◆ **Stated exercise**
Reproduce every entry below precisely. Pictures are excluded from the copy.
## START Material for the task
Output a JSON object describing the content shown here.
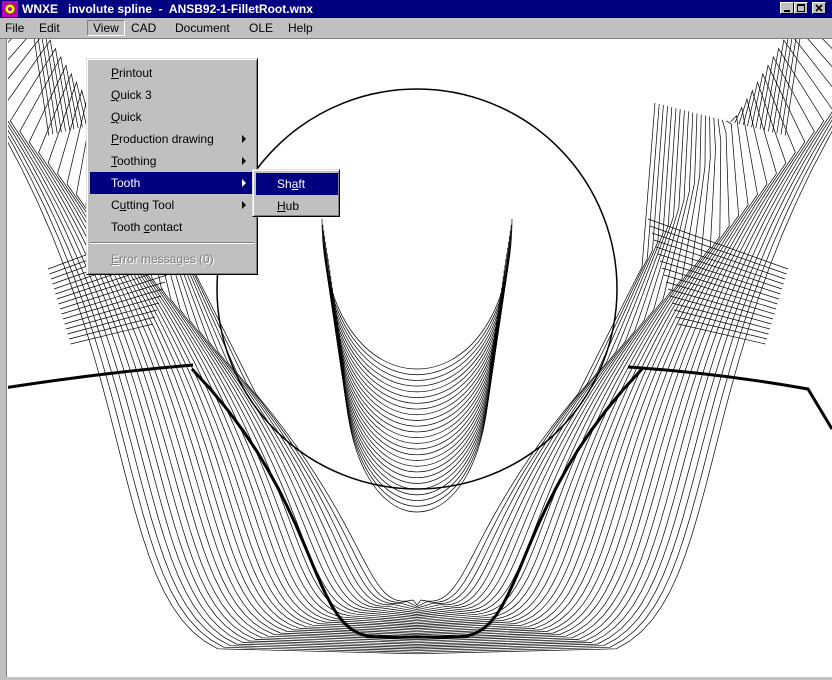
{
  "window": {
    "title": "WNXE   involute spline  -  ANSB92-1-FilletRoot.wnx",
    "controls": [
      "minimize",
      "maximize",
      "close"
    ]
  },
  "menubar": {
    "items": [
      {
        "label": "File"
      },
      {
        "label": "Edit"
      },
      {
        "label": "View",
        "active": true
      },
      {
        "label": "CAD"
      },
      {
        "label": "Document"
      },
      {
        "label": "OLE"
      },
      {
        "label": "Help"
      }
    ]
  },
  "view_menu": {
    "items": [
      {
        "pre": "",
        "ul": "P",
        "post": "rintout"
      },
      {
        "pre": "",
        "ul": "Q",
        "post": "uick 3"
      },
      {
        "pre": "",
        "ul": "Q",
        "post": "uick"
      },
      {
        "pre": "",
        "ul": "P",
        "post": "roduction drawing",
        "submenu": true
      },
      {
        "pre": "",
        "ul": "T",
        "post": "oothing",
        "submenu": true
      },
      {
        "pre": "Tooth",
        "ul": "",
        "post": "",
        "submenu": true,
        "selected": true
      },
      {
        "pre": "C",
        "ul": "u",
        "post": "tting Tool",
        "submenu": true
      },
      {
        "pre": "Tooth ",
        "ul": "c",
        "post": "ontact"
      }
    ],
    "disabled_item": {
      "pre": "",
      "ul": "E",
      "post": "rror messages (0)"
    }
  },
  "tooth_submenu": {
    "items": [
      {
        "pre": "Sh",
        "ul": "a",
        "post": "ft",
        "selected": true
      },
      {
        "pre": "",
        "ul": "H",
        "post": "ub"
      }
    ]
  },
  "colors": {
    "titlebar": "#000080",
    "face": "#c0c0c0",
    "highlight": "#000080",
    "drawing": "#000000",
    "canvas": "#ffffff"
  },
  "icons": {
    "app": "gear-icon",
    "minimize": "minimize-icon",
    "maximize": "maximize-icon",
    "close": "close-icon",
    "submenu": "chevron-right-icon"
  }
}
## END Material for the task
◆ **Written answer**
Output a JSON object describing the content shown here.
{
  "window": {
    "title": "WNXE   involute spline  -  ANSB92-1-FilletRoot.wnx",
    "controls": [
      "minimize",
      "maximize",
      "close"
    ]
  },
  "menubar": {
    "items": [
      {
        "label": "File"
      },
      {
        "label": "Edit"
      },
      {
        "label": "View",
        "active": true
      },
      {
        "label": "CAD"
      },
      {
        "label": "Document"
      },
      {
        "label": "OLE"
      },
      {
        "label": "Help"
      }
    ]
  },
  "view_menu": {
    "items": [
      {
        "pre": "",
        "ul": "P",
        "post": "rintout"
      },
      {
        "pre": "",
        "ul": "Q",
        "post": "uick 3"
      },
      {
        "pre": "",
        "ul": "Q",
        "post": "uick"
      },
      {
        "pre": "",
        "ul": "P",
        "post": "roduction drawing",
        "submenu": true
      },
      {
        "pre": "",
        "ul": "T",
        "post": "oothing",
        "submenu": true
      },
      {
        "pre": "Tooth",
        "ul": "",
        "post": "",
        "submenu": true,
        "selected": true
      },
      {
        "pre": "C",
        "ul": "u",
        "post": "tting Tool",
        "submenu": true
      },
      {
        "pre": "Tooth ",
        "ul": "c",
        "post": "ontact"
      }
    ],
    "disabled_item": {
      "pre": "",
      "ul": "E",
      "post": "rror messages (0)"
    }
  },
  "tooth_submenu": {
    "items": [
      {
        "pre": "Sh",
        "ul": "a",
        "post": "ft",
        "selected": true
      },
      {
        "pre": "",
        "ul": "H",
        "post": "ub"
      }
    ]
  },
  "colors": {
    "titlebar": "#000080",
    "face": "#c0c0c0",
    "highlight": "#000080",
    "drawing": "#000000",
    "canvas": "#ffffff"
  },
  "icons": {
    "app": "gear-icon",
    "minimize": "minimize-icon",
    "maximize": "maximize-icon",
    "close": "close-icon",
    "submenu": "chevron-right-icon"
  }
}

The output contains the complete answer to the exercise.